→ **What to produce**
Set down, word for word, the passage of the text on electric-vehicle fuel economy that opens with "New Monroney label" and closes with "in smaller font.".

→ **Supplied text**
During the late 1990s and early 2000s several electric cars were produced in limited quantities as a result of the California Air Resources Board (CARB) mandate for more fuel-efficient zero-emissions vehicles. Popular models available in California included the General Motors EV1 and the Toyota RAV4 EV.^[25][26] The U.S. DoE and EPA rating for on board energy efficiency for these electric vehicles was expressed as kilowatt hour/mile (KWh/mi), the most commonly known metric in science and engineering for measuring energy consumption, and used as the billing unit for energy delivered to consumers by electric utilities.^[27]

In order to address the Corporate Average Fuel Economy (CAFE) regulations mandated by the U.S. Congress in 1975, the U.S. Department of Energy established in July 2000 a methodology for calculating the petroleum-equivalent fuel economy of electric vehicles on a well-to-wheel basis. The methodology considers the upstream efficiency of the processes involved in the two fuel cycles. The energy content of gasoline is reduced from 33,705 Wh/gal to 83% of that, or about 27,975 Wh/gal well-to-tank, to account for the energy used in refinement and distribution. Similarly, the energy value for electricity produced from fossil fuel is reduced to 30.3% due to energy lost in generation and transmission, according to the national average. This is normalized to the previous gasoline value, resulting in a well-to-vehicle gasoline-equivalent energy content of electricity of only 12,307 Wh/gal.^[14]

The formula also includes a "fuel content factor" of ⁠1/0.15⁠ (about 6.667) to benefit electric vehicles, raising the value from 12,307 to 82,049 Wh/gal. This reward factor is intended provide an incentive for vehicle manufactures to produce and sell electric vehicles, as a higher equivalent fuel economy for EVs improves the carmaker overall fleet fuel economy levels in complying with the CAFE standards, and Congress anticipated that such an incentive would help accelerate the commercialization of electric vehicles. The incentive factor chosen by DoE for EVs is the same ⁠1/0.15⁠ factor already applied in the regulatory treatment of other types of alternative fuel vehicles.^[14] When all factors are considered in DoE's formula, the energy efficiency or equivalent fuel economy of electric vehicles increases, being calculated in miles per the petroleum-equivalency factor of 82,049 Wh/gal rather than miles per the usual gasoline gallon equivalent of 33,705 Wh/gallon, for the purposes of CAFE credits to manufacturers.^[27]

The Automotive X Prize competition was intended to encourage development of automobiles that would be capable of operating 100 miles on a gallon of gasoline (mpg). Comparison of electric vehicles to vehicles that carried their own engine was debated, since the notion of a miles per gallon equivalent as a metric for electric vehicles made the competition trivial for electric vehicles and a corresponding miles per gallon as a metric for the others extremely difficult for the others. Miastrada Company made the case that this defeated the purpose of the competition, to no avail. In April 2007, as part of Draft Competition Guidelines released at the New York Auto Show, MPGe was announced as the main merit metric for the Progressive Insurance Automotive X Prize, a competition developed by the X Prize Foundation for super-efficient vehicles that can achieve at least 100 MPGe.^[28] In February 2009, Consumer Reports announced that, as part of a partnership with the X Prize Foundation, they planned to report MPGe as one of several measures that will help consumers understand and compare vehicle efficiency for alternative fuel vehicles.^[29]

Old Monroney label for electric cars showing in prominent larger font the fuel economy rating in kWh/100 miles for the 2009 Mini E

New Monroney label for electric cars showing in prominent larger font the fuel economy rating in miles per USgallon gasoline equivalent for the 2011 Nissan Leaf. The rating in kWh/100 miles is shown below MPG-e in smaller font.

→ **Provided information**

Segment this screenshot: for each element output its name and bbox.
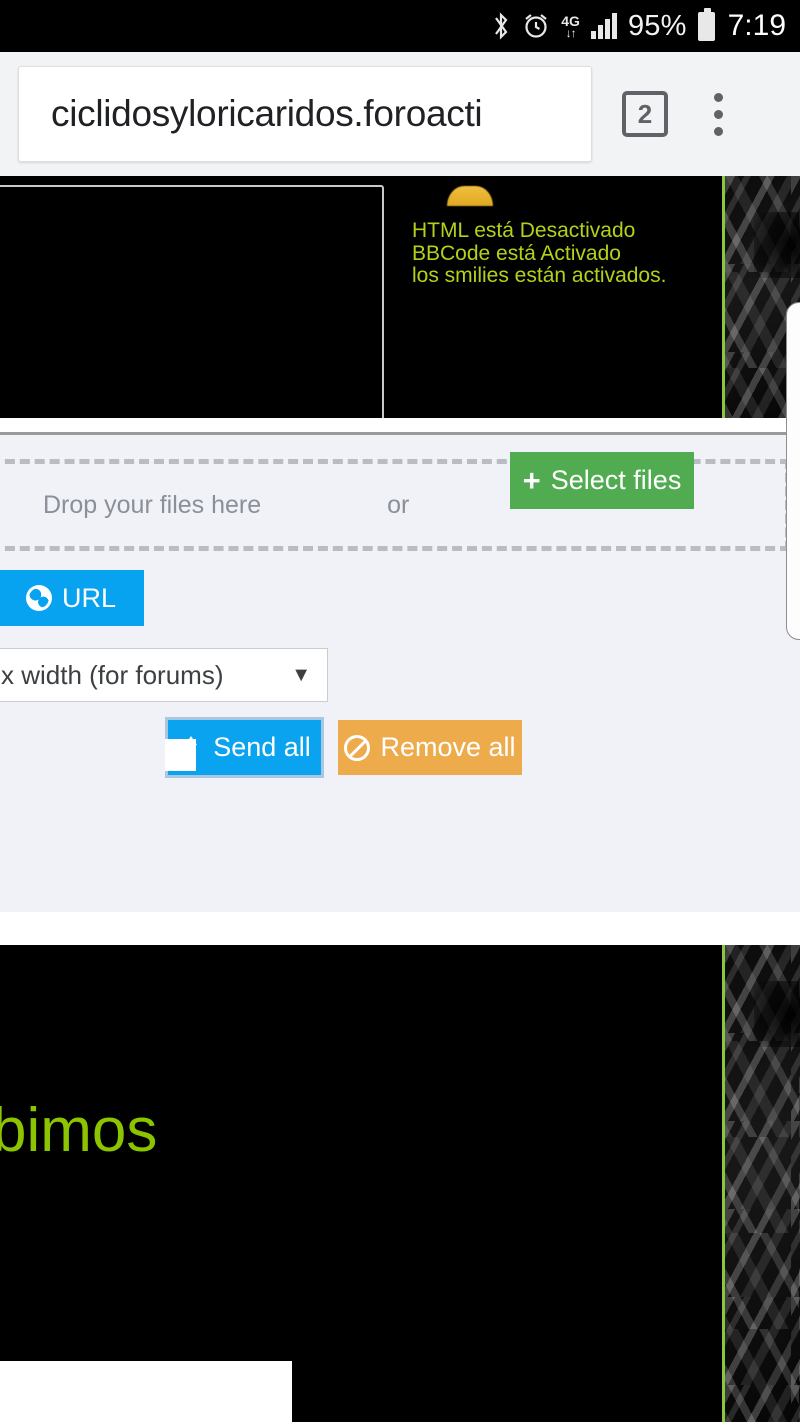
* * *
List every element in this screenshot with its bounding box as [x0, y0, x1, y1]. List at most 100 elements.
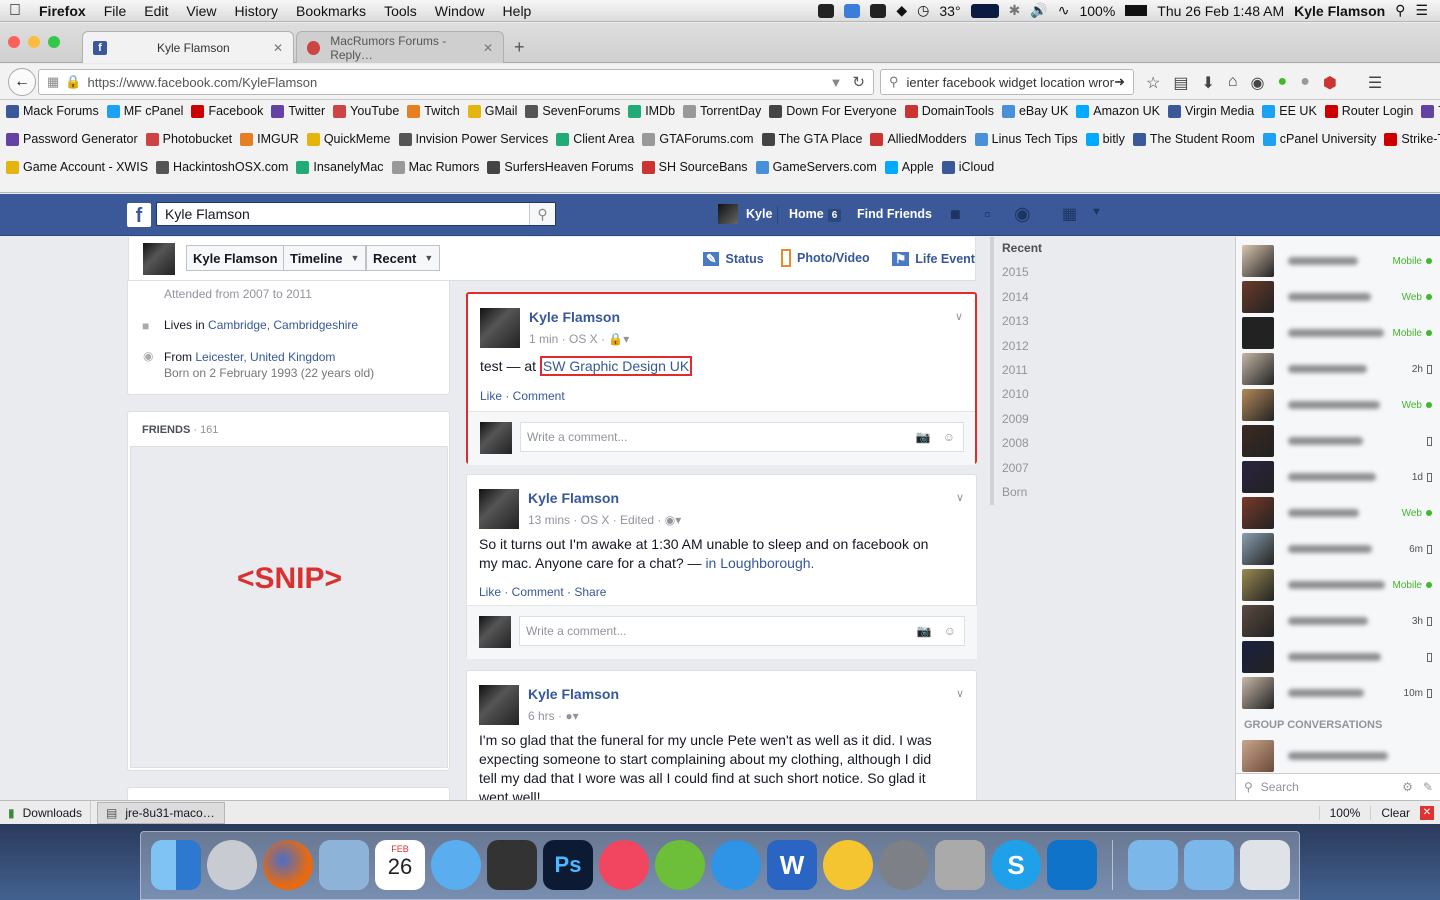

→ **Problem solution**
New Monroney label for electric cars showing in prominent larger font the fuel economy rating in miles per USgallon gasoline equivalent for the 2011 Nissan Leaf. The rating in kWh/100 miles is shown below MPG-e in smaller font.